Check the entries below and say how many lines include the word "Niacin". No other text is wanted.

────────────────

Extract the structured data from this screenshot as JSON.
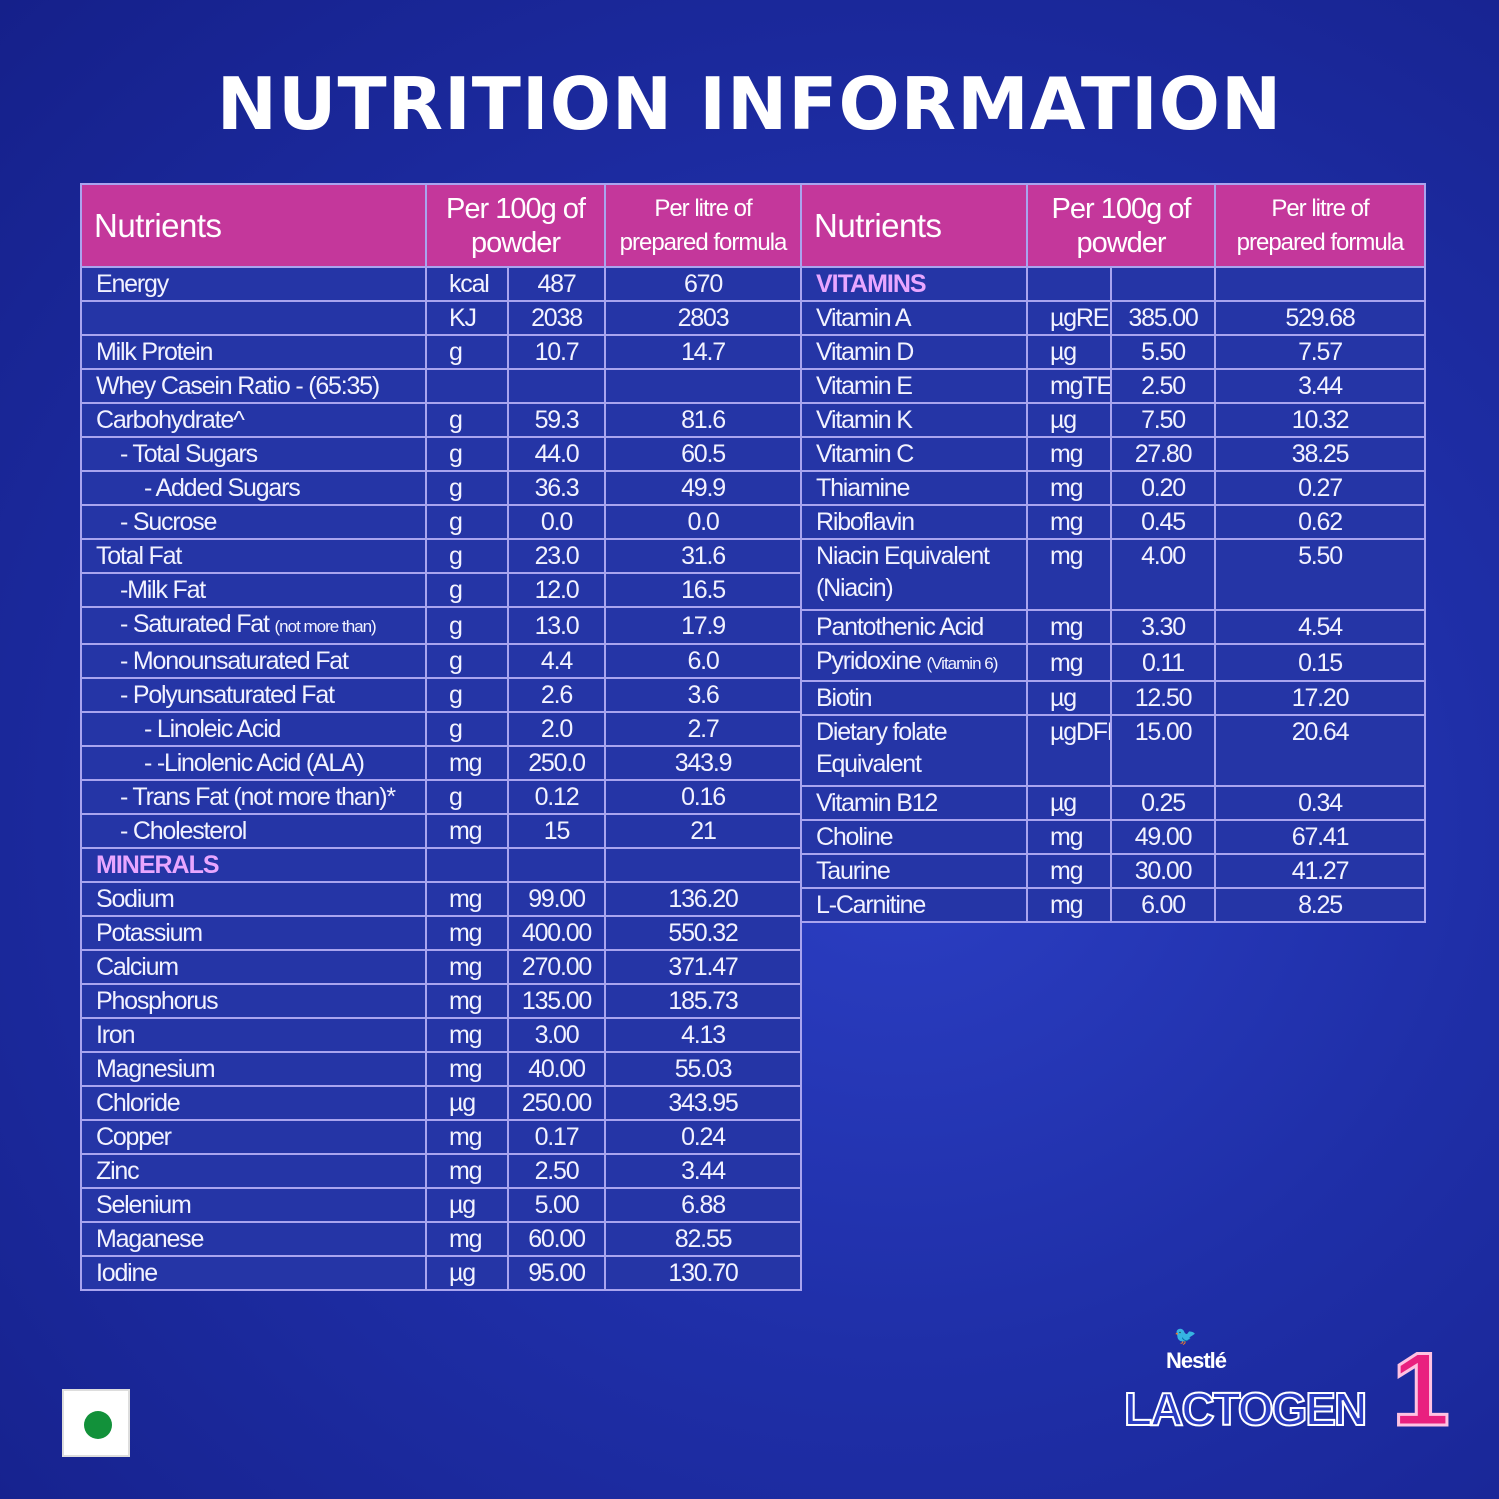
{
  "title": "NUTRITION INFORMATION",
  "headers": {
    "nutrients": "Nutrients",
    "per100g": [
      "Per 100g of",
      "powder"
    ],
    "perLitre": [
      "Per litre of",
      "prepared formula"
    ]
  },
  "left_rows": [
    {
      "name": "Energy",
      "unit": "kcal",
      "per100g": "487",
      "perLitre": "670",
      "level": 0
    },
    {
      "name": "",
      "unit": "KJ",
      "per100g": "2038",
      "perLitre": "2803",
      "level": 0
    },
    {
      "name": "Milk Protein",
      "unit": "g",
      "per100g": "10.7",
      "perLitre": "14.7",
      "level": 0
    },
    {
      "name": "Whey Casein Ratio - (65:35)",
      "unit": "",
      "per100g": "",
      "perLitre": "",
      "level": 0
    },
    {
      "name": "Carbohydrate^",
      "unit": "g",
      "per100g": "59.3",
      "perLitre": "81.6",
      "level": 0
    },
    {
      "name": "- Total Sugars",
      "unit": "g",
      "per100g": "44.0",
      "perLitre": "60.5",
      "level": 1
    },
    {
      "name": "- Added Sugars",
      "unit": "g",
      "per100g": "36.3",
      "perLitre": "49.9",
      "level": 2
    },
    {
      "name": "- Sucrose",
      "unit": "g",
      "per100g": "0.0",
      "perLitre": "0.0",
      "level": 1
    },
    {
      "name": "Total Fat",
      "unit": "g",
      "per100g": "23.0",
      "perLitre": "31.6",
      "level": 0
    },
    {
      "name": "-Milk Fat",
      "unit": "g",
      "per100g": "12.0",
      "perLitre": "16.5",
      "level": 1
    },
    {
      "name": "- Saturated Fat",
      "note": "(not more than)",
      "unit": "g",
      "per100g": "13.0",
      "perLitre": "17.9",
      "level": 1
    },
    {
      "name": "- Monounsaturated Fat",
      "unit": "g",
      "per100g": "4.4",
      "perLitre": "6.0",
      "level": 1
    },
    {
      "name": "- Polyunsaturated Fat",
      "unit": "g",
      "per100g": "2.6",
      "perLitre": "3.6",
      "level": 1
    },
    {
      "name": "- Linoleic Acid",
      "unit": "g",
      "per100g": "2.0",
      "perLitre": "2.7",
      "level": 2
    },
    {
      "name": "-   -Linolenic Acid (ALA)",
      "unit": "mg",
      "per100g": "250.0",
      "perLitre": "343.9",
      "level": 2
    },
    {
      "name": "- Trans Fat (not more than)*",
      "unit": "g",
      "per100g": "0.12",
      "perLitre": "0.16",
      "level": 1
    },
    {
      "name": "- Cholesterol",
      "unit": "mg",
      "per100g": "15",
      "perLitre": "21",
      "level": 1
    },
    {
      "name": "MINERALS",
      "unit": "",
      "per100g": "",
      "perLitre": "",
      "section": true
    },
    {
      "name": "Sodium",
      "unit": "mg",
      "per100g": "99.00",
      "perLitre": "136.20",
      "level": 0
    },
    {
      "name": "Potassium",
      "unit": "mg",
      "per100g": "400.00",
      "perLitre": "550.32",
      "level": 0
    },
    {
      "name": "Calcium",
      "unit": "mg",
      "per100g": "270.00",
      "perLitre": "371.47",
      "level": 0
    },
    {
      "name": "Phosphorus",
      "unit": "mg",
      "per100g": "135.00",
      "perLitre": "185.73",
      "level": 0
    },
    {
      "name": "Iron",
      "unit": "mg",
      "per100g": "3.00",
      "perLitre": "4.13",
      "level": 0
    },
    {
      "name": "Magnesium",
      "unit": "mg",
      "per100g": "40.00",
      "perLitre": "55.03",
      "level": 0
    },
    {
      "name": "Chloride",
      "unit": "µg",
      "per100g": "250.00",
      "perLitre": "343.95",
      "level": 0
    },
    {
      "name": "Copper",
      "unit": "mg",
      "per100g": "0.17",
      "perLitre": "0.24",
      "level": 0
    },
    {
      "name": "Zinc",
      "unit": "mg",
      "per100g": "2.50",
      "perLitre": "3.44",
      "level": 0
    },
    {
      "name": "Selenium",
      "unit": "µg",
      "per100g": "5.00",
      "perLitre": "6.88",
      "level": 0
    },
    {
      "name": "Maganese",
      "unit": "mg",
      "per100g": "60.00",
      "perLitre": "82.55",
      "level": 0
    },
    {
      "name": "Iodine",
      "unit": "µg",
      "per100g": "95.00",
      "perLitre": "130.70",
      "level": 0
    }
  ],
  "right_rows": [
    {
      "name": "VITAMINS",
      "unit": "",
      "per100g": "",
      "perLitre": "",
      "section": true
    },
    {
      "name": "Vitamin A",
      "unit": "µgRE",
      "per100g": "385.00",
      "perLitre": "529.68"
    },
    {
      "name": "Vitamin D",
      "unit": "µg",
      "per100g": "5.50",
      "perLitre": "7.57"
    },
    {
      "name": "Vitamin E",
      "unit": "mgTE",
      "per100g": "2.50",
      "perLitre": "3.44"
    },
    {
      "name": "Vitamin K",
      "unit": "µg",
      "per100g": "7.50",
      "perLitre": "10.32"
    },
    {
      "name": "Vitamin C",
      "unit": "mg",
      "per100g": "27.80",
      "perLitre": "38.25"
    },
    {
      "name": "Thiamine",
      "unit": "mg",
      "per100g": "0.20",
      "perLitre": "0.27"
    },
    {
      "name": "Riboflavin",
      "unit": "mg",
      "per100g": "0.45",
      "perLitre": "0.62"
    },
    {
      "name": "Niacin Equivalent",
      "name2": "(Niacin)",
      "unit": "mg",
      "per100g": "4.00",
      "perLitre": "5.50"
    },
    {
      "name": "Pantothenic Acid",
      "unit": "mg",
      "per100g": "3.30",
      "perLitre": "4.54"
    },
    {
      "name": "Pyridoxine",
      "note": "(Vitamin 6)",
      "unit": "mg",
      "per100g": "0.11",
      "perLitre": "0.15"
    },
    {
      "name": "Biotin",
      "unit": "µg",
      "per100g": "12.50",
      "perLitre": "17.20"
    },
    {
      "name": "Dietary folate",
      "name2": "Equivalent",
      "unit": "µgDFE",
      "per100g": "15.00",
      "perLitre": "20.64"
    },
    {
      "name": "Vitamin B12",
      "unit": "µg",
      "per100g": "0.25",
      "perLitre": "0.34"
    },
    {
      "name": "Choline",
      "unit": "mg",
      "per100g": "49.00",
      "perLitre": "67.41"
    },
    {
      "name": "Taurine",
      "unit": "mg",
      "per100g": "30.00",
      "perLitre": "41.27"
    },
    {
      "name": "L-Carnitine",
      "unit": "mg",
      "per100g": "6.00",
      "perLitre": "8.25"
    }
  ],
  "brand": {
    "maker": "Nestlé",
    "product": "LACTOGEN",
    "stage": "1"
  },
  "colors": {
    "background": "#1f2fa8",
    "header": "#c4379b",
    "cell": "#2535a6",
    "grid": "#a9a4ef",
    "section": "#e8a6ff",
    "veg": "#12913a"
  }
}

────────────────

> _Finished task_
2